| Extracted information |
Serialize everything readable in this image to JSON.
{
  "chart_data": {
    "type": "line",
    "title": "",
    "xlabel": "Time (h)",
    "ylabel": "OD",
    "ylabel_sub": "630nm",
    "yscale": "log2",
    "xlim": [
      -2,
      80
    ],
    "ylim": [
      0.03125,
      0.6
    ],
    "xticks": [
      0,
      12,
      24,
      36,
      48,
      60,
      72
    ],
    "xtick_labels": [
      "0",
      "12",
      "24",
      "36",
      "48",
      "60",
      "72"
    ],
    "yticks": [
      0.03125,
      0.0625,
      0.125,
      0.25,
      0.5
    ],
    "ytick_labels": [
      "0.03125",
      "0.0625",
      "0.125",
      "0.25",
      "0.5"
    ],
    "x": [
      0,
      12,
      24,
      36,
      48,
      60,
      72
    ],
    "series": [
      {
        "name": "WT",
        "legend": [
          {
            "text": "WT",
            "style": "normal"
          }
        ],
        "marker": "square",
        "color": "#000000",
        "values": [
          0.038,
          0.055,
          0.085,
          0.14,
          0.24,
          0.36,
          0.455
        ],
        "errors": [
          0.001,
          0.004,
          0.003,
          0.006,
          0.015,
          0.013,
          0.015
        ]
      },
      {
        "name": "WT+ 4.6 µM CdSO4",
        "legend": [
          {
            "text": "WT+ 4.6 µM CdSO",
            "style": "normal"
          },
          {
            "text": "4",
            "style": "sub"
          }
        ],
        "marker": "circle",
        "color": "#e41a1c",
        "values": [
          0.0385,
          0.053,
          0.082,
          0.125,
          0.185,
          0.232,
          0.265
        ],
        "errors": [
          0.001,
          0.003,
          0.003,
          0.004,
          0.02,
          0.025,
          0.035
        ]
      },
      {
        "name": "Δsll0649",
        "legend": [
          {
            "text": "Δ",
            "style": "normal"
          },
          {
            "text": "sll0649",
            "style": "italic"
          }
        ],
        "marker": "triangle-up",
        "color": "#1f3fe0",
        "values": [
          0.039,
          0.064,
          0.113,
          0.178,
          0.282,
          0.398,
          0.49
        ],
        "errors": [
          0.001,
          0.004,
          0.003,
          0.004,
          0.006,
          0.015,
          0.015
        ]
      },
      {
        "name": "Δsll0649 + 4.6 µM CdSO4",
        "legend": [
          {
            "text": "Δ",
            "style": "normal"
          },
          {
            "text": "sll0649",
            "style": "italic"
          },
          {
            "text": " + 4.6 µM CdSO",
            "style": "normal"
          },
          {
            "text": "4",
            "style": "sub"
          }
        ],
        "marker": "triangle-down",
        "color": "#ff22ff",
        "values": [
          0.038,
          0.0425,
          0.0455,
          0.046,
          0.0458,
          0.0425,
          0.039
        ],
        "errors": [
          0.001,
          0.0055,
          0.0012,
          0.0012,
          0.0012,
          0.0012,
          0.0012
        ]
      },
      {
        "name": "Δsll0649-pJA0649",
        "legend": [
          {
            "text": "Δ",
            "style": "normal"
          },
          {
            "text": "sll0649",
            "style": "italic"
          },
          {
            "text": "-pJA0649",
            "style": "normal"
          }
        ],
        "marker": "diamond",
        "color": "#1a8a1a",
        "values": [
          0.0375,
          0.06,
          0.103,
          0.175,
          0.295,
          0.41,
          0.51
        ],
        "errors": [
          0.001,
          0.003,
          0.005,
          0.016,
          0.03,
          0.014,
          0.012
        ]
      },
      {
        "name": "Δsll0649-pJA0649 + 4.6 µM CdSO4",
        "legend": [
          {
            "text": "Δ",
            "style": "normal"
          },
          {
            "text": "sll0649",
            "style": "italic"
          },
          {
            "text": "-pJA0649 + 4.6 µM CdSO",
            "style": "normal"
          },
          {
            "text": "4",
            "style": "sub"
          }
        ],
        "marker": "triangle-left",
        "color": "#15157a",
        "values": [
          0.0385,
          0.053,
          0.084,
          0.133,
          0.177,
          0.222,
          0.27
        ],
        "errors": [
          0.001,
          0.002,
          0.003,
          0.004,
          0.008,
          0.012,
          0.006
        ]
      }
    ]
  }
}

| Exercise goal |
Print out every entry, keeping each one exact.

| Expected answer |
Serialize everything readable in this image to JSON.
{
  "chart_data": {
    "type": "line",
    "title": "",
    "xlabel": "Time (h)",
    "ylabel": "OD",
    "ylabel_sub": "630nm",
    "yscale": "log2",
    "xlim": [
      -2,
      80
    ],
    "ylim": [
      0.03125,
      0.6
    ],
    "xticks": [
      0,
      12,
      24,
      36,
      48,
      60,
      72
    ],
    "xtick_labels": [
      "0",
      "12",
      "24",
      "36",
      "48",
      "60",
      "72"
    ],
    "yticks": [
      0.03125,
      0.0625,
      0.125,
      0.25,
      0.5
    ],
    "ytick_labels": [
      "0.03125",
      "0.0625",
      "0.125",
      "0.25",
      "0.5"
    ],
    "x": [
      0,
      12,
      24,
      36,
      48,
      60,
      72
    ],
    "series": [
      {
        "name": "WT",
        "legend": [
          {
            "text": "WT",
            "style": "normal"
          }
        ],
        "marker": "square",
        "color": "#000000",
        "values": [
          0.038,
          0.055,
          0.085,
          0.14,
          0.24,
          0.36,
          0.455
        ],
        "errors": [
          0.001,
          0.004,
          0.003,
          0.006,
          0.015,
          0.013,
          0.015
        ]
      },
      {
        "name": "WT+ 4.6 µM CdSO4",
        "legend": [
          {
            "text": "WT+ 4.6 µM CdSO",
            "style": "normal"
          },
          {
            "text": "4",
            "style": "sub"
          }
        ],
        "marker": "circle",
        "color": "#e41a1c",
        "values": [
          0.0385,
          0.053,
          0.082,
          0.125,
          0.185,
          0.232,
          0.265
        ],
        "errors": [
          0.001,
          0.003,
          0.003,
          0.004,
          0.02,
          0.025,
          0.035
        ]
      },
      {
        "name": "Δsll0649",
        "legend": [
          {
            "text": "Δ",
            "style": "normal"
          },
          {
            "text": "sll0649",
            "style": "italic"
          }
        ],
        "marker": "triangle-up",
        "color": "#1f3fe0",
        "values": [
          0.039,
          0.064,
          0.113,
          0.178,
          0.282,
          0.398,
          0.49
        ],
        "errors": [
          0.001,
          0.004,
          0.003,
          0.004,
          0.006,
          0.015,
          0.015
        ]
      },
      {
        "name": "Δsll0649 + 4.6 µM CdSO4",
        "legend": [
          {
            "text": "Δ",
            "style": "normal"
          },
          {
            "text": "sll0649",
            "style": "italic"
          },
          {
            "text": " + 4.6 µM CdSO",
            "style": "normal"
          },
          {
            "text": "4",
            "style": "sub"
          }
        ],
        "marker": "triangle-down",
        "color": "#ff22ff",
        "values": [
          0.038,
          0.0425,
          0.0455,
          0.046,
          0.0458,
          0.0425,
          0.039
        ],
        "errors": [
          0.001,
          0.0055,
          0.0012,
          0.0012,
          0.0012,
          0.0012,
          0.0012
        ]
      },
      {
        "name": "Δsll0649-pJA0649",
        "legend": [
          {
            "text": "Δ",
            "style": "normal"
          },
          {
            "text": "sll0649",
            "style": "italic"
          },
          {
            "text": "-pJA0649",
            "style": "normal"
          }
        ],
        "marker": "diamond",
        "color": "#1a8a1a",
        "values": [
          0.0375,
          0.06,
          0.103,
          0.175,
          0.295,
          0.41,
          0.51
        ],
        "errors": [
          0.001,
          0.003,
          0.005,
          0.016,
          0.03,
          0.014,
          0.012
        ]
      },
      {
        "name": "Δsll0649-pJA0649 + 4.6 µM CdSO4",
        "legend": [
          {
            "text": "Δ",
            "style": "normal"
          },
          {
            "text": "sll0649",
            "style": "italic"
          },
          {
            "text": "-pJA0649 + 4.6 µM CdSO",
            "style": "normal"
          },
          {
            "text": "4",
            "style": "sub"
          }
        ],
        "marker": "triangle-left",
        "color": "#15157a",
        "values": [
          0.0385,
          0.053,
          0.084,
          0.133,
          0.177,
          0.222,
          0.27
        ],
        "errors": [
          0.001,
          0.002,
          0.003,
          0.004,
          0.008,
          0.012,
          0.006
        ]
      }
    ]
  }
}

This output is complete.